[The problem]
Retype the entries below word for word, leaving out every picture.

*** Opening of Material supplied ***

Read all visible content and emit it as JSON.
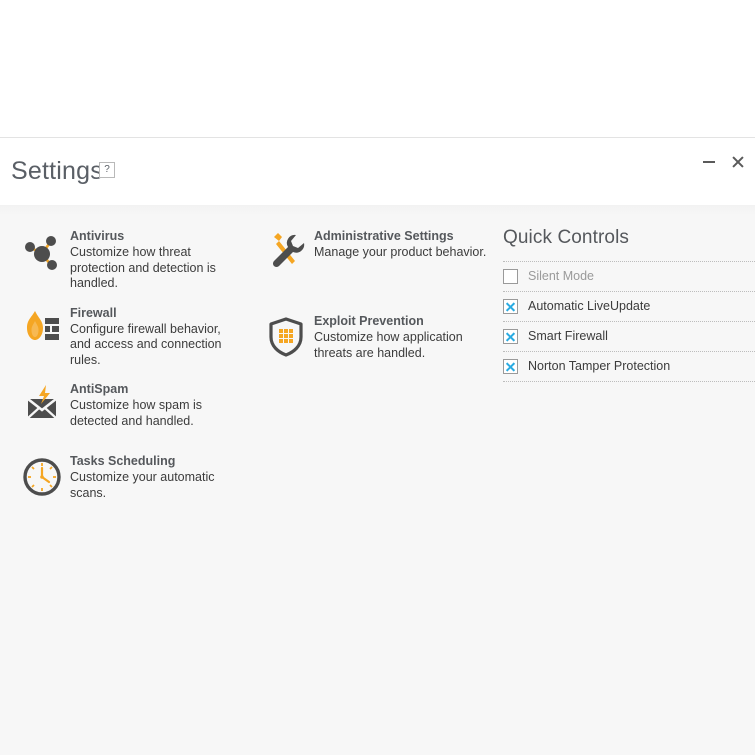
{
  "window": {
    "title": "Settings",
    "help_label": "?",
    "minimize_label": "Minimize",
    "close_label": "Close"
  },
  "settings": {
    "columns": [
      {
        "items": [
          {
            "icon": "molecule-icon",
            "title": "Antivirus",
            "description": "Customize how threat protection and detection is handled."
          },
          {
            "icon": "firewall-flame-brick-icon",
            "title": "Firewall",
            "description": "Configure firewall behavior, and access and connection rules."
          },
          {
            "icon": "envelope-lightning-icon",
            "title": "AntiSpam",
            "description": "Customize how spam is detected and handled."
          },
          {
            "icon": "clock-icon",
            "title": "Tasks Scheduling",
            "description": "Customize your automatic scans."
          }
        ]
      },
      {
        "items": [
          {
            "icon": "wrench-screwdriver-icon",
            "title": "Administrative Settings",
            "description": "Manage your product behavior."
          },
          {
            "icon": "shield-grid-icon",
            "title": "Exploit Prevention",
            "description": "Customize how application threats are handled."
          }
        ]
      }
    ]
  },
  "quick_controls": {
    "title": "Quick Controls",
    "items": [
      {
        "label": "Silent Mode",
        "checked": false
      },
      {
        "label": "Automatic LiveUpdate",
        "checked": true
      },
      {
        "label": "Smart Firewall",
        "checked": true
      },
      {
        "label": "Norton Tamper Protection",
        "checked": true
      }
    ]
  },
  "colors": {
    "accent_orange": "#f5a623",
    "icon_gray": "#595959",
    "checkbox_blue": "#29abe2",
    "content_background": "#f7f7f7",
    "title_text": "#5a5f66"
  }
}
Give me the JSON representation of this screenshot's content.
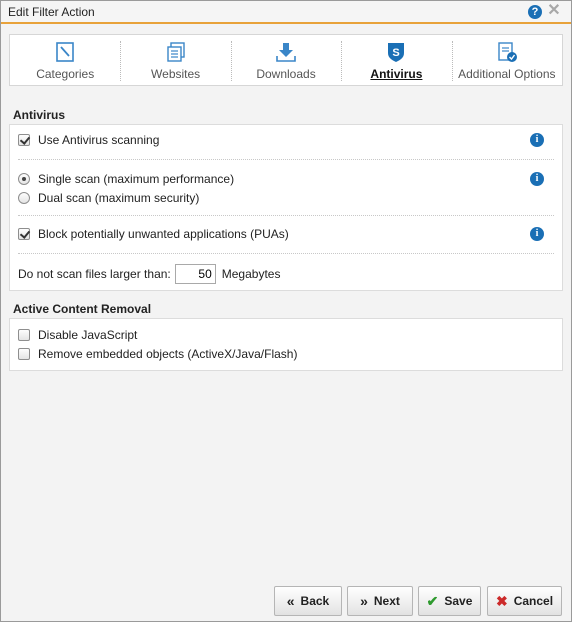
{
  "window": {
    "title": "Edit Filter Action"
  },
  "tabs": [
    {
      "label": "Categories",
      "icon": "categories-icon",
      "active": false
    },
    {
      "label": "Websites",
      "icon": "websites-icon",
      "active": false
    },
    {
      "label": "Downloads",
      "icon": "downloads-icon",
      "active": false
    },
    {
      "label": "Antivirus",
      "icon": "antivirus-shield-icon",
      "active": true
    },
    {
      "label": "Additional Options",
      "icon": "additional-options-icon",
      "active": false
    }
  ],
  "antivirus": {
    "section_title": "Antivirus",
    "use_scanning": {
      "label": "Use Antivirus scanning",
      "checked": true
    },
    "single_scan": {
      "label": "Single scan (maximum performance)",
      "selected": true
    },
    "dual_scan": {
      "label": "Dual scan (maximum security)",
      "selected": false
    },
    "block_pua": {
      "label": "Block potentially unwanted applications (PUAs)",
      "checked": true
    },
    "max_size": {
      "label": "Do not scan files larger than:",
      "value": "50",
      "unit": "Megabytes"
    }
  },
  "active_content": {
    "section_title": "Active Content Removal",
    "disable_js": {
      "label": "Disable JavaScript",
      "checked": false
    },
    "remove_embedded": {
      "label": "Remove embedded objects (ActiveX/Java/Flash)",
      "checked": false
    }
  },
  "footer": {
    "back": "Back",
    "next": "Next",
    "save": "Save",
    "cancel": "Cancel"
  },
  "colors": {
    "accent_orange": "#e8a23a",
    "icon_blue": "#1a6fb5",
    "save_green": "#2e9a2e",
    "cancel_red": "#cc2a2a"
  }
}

*** Close of Material supplied ***

[Answer below]
Read all visible content and emit it as JSON.
{
  "window": {
    "title": "Settings",
    "help_label": "?",
    "minimize_label": "Minimize",
    "close_label": "Close"
  },
  "settings": {
    "columns": [
      {
        "items": [
          {
            "icon": "molecule-icon",
            "title": "Antivirus",
            "description": "Customize how threat protection and detection is handled."
          },
          {
            "icon": "firewall-flame-brick-icon",
            "title": "Firewall",
            "description": "Configure firewall behavior, and access and connection rules."
          },
          {
            "icon": "envelope-lightning-icon",
            "title": "AntiSpam",
            "description": "Customize how spam is detected and handled."
          },
          {
            "icon": "clock-icon",
            "title": "Tasks Scheduling",
            "description": "Customize your automatic scans."
          }
        ]
      },
      {
        "items": [
          {
            "icon": "wrench-screwdriver-icon",
            "title": "Administrative Settings",
            "description": "Manage your product behavior."
          },
          {
            "icon": "shield-grid-icon",
            "title": "Exploit Prevention",
            "description": "Customize how application threats are handled."
          }
        ]
      }
    ]
  },
  "quick_controls": {
    "title": "Quick Controls",
    "items": [
      {
        "label": "Silent Mode",
        "checked": false
      },
      {
        "label": "Automatic LiveUpdate",
        "checked": true
      },
      {
        "label": "Smart Firewall",
        "checked": true
      },
      {
        "label": "Norton Tamper Protection",
        "checked": true
      }
    ]
  },
  "colors": {
    "accent_orange": "#f5a623",
    "icon_gray": "#595959",
    "checkbox_blue": "#29abe2",
    "content_background": "#f7f7f7",
    "title_text": "#5a5f66"
  }
}
Give me the JSON representation of this screenshot's content.
{
  "window": {
    "title": "Edit Filter Action"
  },
  "tabs": [
    {
      "label": "Categories",
      "icon": "categories-icon",
      "active": false
    },
    {
      "label": "Websites",
      "icon": "websites-icon",
      "active": false
    },
    {
      "label": "Downloads",
      "icon": "downloads-icon",
      "active": false
    },
    {
      "label": "Antivirus",
      "icon": "antivirus-shield-icon",
      "active": true
    },
    {
      "label": "Additional Options",
      "icon": "additional-options-icon",
      "active": false
    }
  ],
  "antivirus": {
    "section_title": "Antivirus",
    "use_scanning": {
      "label": "Use Antivirus scanning",
      "checked": true
    },
    "single_scan": {
      "label": "Single scan (maximum performance)",
      "selected": true
    },
    "dual_scan": {
      "label": "Dual scan (maximum security)",
      "selected": false
    },
    "block_pua": {
      "label": "Block potentially unwanted applications (PUAs)",
      "checked": true
    },
    "max_size": {
      "label": "Do not scan files larger than:",
      "value": "50",
      "unit": "Megabytes"
    }
  },
  "active_content": {
    "section_title": "Active Content Removal",
    "disable_js": {
      "label": "Disable JavaScript",
      "checked": false
    },
    "remove_embedded": {
      "label": "Remove embedded objects (ActiveX/Java/Flash)",
      "checked": false
    }
  },
  "footer": {
    "back": "Back",
    "next": "Next",
    "save": "Save",
    "cancel": "Cancel"
  },
  "colors": {
    "accent_orange": "#e8a23a",
    "icon_blue": "#1a6fb5",
    "save_green": "#2e9a2e",
    "cancel_red": "#cc2a2a"
  }
}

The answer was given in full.